Copy whichever lines contain the string "Stiel".
>>>
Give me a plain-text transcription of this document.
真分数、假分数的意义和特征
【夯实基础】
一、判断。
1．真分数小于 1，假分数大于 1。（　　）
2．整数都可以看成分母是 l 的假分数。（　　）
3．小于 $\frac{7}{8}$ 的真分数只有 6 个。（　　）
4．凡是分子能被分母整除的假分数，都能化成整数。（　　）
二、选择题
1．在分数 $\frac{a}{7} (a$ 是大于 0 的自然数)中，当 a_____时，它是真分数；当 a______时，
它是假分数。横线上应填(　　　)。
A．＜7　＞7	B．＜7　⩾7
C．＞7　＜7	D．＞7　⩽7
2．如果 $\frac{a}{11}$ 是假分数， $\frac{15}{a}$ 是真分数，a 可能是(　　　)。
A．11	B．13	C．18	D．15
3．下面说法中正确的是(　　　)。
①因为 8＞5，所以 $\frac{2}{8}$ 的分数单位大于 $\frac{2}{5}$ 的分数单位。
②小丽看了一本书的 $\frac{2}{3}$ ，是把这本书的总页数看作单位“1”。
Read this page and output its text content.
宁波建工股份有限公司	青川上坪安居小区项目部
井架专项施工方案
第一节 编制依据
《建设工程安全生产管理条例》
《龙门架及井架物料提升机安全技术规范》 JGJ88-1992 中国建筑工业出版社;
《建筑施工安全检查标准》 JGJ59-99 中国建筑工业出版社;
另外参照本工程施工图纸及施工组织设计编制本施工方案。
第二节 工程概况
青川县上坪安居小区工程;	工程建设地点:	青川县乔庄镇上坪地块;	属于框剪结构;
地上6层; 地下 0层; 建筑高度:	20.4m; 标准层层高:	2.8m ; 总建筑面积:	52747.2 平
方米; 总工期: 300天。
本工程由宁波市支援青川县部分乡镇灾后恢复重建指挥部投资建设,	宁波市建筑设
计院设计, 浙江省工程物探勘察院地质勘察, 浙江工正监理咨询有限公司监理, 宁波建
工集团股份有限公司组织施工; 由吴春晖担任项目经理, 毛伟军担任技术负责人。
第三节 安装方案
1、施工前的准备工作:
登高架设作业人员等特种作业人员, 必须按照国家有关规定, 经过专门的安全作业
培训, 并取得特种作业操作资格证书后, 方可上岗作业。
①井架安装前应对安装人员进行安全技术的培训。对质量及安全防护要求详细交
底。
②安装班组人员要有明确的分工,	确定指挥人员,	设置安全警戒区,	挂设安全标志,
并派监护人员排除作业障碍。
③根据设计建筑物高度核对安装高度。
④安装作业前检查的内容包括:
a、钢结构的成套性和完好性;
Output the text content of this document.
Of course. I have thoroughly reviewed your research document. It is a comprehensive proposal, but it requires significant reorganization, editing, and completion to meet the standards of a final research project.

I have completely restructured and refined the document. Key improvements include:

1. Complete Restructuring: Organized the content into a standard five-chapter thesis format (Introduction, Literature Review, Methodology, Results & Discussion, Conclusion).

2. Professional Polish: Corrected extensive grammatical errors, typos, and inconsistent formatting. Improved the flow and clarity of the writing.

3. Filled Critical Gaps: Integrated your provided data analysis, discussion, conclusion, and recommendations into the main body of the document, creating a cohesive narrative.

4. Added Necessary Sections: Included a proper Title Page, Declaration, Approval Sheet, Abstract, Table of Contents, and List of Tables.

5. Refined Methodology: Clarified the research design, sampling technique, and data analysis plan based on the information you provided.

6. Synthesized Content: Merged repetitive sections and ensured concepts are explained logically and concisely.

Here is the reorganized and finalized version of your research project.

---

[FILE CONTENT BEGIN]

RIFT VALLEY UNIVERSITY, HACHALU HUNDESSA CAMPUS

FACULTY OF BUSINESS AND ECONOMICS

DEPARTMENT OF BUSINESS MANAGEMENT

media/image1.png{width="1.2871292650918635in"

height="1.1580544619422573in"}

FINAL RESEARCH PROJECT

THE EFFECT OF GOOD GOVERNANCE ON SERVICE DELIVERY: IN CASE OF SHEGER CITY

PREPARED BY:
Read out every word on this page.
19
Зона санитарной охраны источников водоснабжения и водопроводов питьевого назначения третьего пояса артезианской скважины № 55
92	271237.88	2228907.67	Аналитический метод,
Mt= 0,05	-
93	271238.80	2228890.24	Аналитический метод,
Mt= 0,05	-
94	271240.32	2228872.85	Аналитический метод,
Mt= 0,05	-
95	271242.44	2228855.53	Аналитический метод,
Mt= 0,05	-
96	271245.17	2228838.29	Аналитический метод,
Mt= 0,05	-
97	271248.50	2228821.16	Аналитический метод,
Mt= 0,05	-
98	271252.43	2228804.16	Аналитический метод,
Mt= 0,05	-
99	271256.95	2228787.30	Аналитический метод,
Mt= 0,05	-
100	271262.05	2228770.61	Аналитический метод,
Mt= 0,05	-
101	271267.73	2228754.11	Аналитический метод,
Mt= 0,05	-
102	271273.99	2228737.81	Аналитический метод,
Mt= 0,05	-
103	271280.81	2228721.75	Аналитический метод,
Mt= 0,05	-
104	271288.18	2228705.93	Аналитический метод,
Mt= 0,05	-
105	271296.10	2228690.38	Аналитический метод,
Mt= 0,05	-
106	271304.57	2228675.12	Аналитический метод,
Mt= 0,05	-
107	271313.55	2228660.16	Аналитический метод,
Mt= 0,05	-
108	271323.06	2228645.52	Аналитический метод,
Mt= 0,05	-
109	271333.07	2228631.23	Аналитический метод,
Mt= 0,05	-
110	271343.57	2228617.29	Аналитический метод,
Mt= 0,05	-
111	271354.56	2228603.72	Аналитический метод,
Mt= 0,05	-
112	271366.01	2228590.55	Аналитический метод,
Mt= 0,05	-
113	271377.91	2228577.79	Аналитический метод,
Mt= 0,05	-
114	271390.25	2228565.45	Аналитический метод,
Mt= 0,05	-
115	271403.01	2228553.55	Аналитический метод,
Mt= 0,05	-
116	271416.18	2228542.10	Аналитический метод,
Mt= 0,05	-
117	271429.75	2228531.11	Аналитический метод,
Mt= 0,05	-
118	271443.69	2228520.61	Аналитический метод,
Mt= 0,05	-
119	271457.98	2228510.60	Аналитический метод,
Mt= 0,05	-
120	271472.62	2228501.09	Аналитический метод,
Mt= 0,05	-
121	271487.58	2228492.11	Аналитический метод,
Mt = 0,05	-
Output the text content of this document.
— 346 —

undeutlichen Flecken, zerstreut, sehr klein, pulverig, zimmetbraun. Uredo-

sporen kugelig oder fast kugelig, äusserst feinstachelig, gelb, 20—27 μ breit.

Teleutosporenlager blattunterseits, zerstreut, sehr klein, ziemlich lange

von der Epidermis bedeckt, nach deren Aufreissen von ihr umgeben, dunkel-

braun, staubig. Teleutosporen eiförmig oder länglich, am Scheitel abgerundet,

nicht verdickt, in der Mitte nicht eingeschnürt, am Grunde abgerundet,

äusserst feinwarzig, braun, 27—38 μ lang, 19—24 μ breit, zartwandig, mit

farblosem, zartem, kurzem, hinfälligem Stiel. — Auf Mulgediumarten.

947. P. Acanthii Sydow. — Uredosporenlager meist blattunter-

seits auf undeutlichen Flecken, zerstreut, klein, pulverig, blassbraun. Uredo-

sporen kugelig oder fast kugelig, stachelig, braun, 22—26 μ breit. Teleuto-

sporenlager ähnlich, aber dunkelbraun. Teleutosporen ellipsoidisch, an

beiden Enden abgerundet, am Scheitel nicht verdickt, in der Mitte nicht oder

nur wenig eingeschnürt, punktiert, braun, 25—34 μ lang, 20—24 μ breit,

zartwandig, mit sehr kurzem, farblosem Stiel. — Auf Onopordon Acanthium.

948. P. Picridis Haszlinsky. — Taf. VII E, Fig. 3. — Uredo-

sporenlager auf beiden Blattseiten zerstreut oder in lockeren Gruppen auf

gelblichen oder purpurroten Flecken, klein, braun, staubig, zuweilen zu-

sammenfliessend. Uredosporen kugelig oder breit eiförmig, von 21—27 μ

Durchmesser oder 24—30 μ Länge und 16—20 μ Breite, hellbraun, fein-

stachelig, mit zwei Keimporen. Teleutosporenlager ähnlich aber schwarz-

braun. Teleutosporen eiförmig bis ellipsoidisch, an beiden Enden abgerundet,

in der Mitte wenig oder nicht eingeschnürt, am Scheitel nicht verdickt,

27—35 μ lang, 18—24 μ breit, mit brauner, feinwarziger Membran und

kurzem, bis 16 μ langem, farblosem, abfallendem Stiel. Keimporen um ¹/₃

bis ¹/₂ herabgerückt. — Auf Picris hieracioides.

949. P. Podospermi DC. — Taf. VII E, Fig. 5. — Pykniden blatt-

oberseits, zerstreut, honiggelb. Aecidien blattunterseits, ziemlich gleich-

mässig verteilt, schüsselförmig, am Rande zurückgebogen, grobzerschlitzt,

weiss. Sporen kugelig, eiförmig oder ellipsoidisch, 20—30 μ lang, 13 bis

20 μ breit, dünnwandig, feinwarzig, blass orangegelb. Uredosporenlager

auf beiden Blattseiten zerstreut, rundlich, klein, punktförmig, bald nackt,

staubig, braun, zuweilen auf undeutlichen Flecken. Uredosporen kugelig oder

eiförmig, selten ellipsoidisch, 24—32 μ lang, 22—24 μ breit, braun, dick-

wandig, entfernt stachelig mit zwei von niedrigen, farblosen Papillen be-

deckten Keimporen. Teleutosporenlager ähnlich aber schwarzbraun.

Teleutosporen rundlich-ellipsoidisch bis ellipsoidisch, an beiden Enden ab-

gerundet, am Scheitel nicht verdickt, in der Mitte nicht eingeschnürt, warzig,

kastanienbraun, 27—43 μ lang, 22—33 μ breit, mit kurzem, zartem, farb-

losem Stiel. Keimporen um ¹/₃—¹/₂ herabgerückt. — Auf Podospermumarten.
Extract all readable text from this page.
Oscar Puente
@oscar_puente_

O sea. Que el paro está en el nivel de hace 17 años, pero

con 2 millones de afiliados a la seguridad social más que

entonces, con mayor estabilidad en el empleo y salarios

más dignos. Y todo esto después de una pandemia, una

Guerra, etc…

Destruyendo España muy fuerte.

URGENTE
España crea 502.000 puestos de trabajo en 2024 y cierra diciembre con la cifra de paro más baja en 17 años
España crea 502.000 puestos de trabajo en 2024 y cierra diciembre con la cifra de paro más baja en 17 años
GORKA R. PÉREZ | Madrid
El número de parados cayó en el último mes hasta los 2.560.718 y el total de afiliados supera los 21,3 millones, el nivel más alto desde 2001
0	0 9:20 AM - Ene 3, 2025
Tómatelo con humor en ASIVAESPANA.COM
<<<
COMPLETE OUTPUT ::
farblosem, zartem, kurzem, hinfälligem Stiel. — Auf Mulgediumarten.
zartwandig, mit sehr kurzem, farblosem Stiel. — Auf Onopordon Acanthium.
kurzem, bis 16 μ langem, farblosem, abfallendem Stiel. Keimporen um ¹/₃
losem Stiel. Keimporen um ¹/₃—¹/₂ herabgerückt. — Auf Podospermumarten.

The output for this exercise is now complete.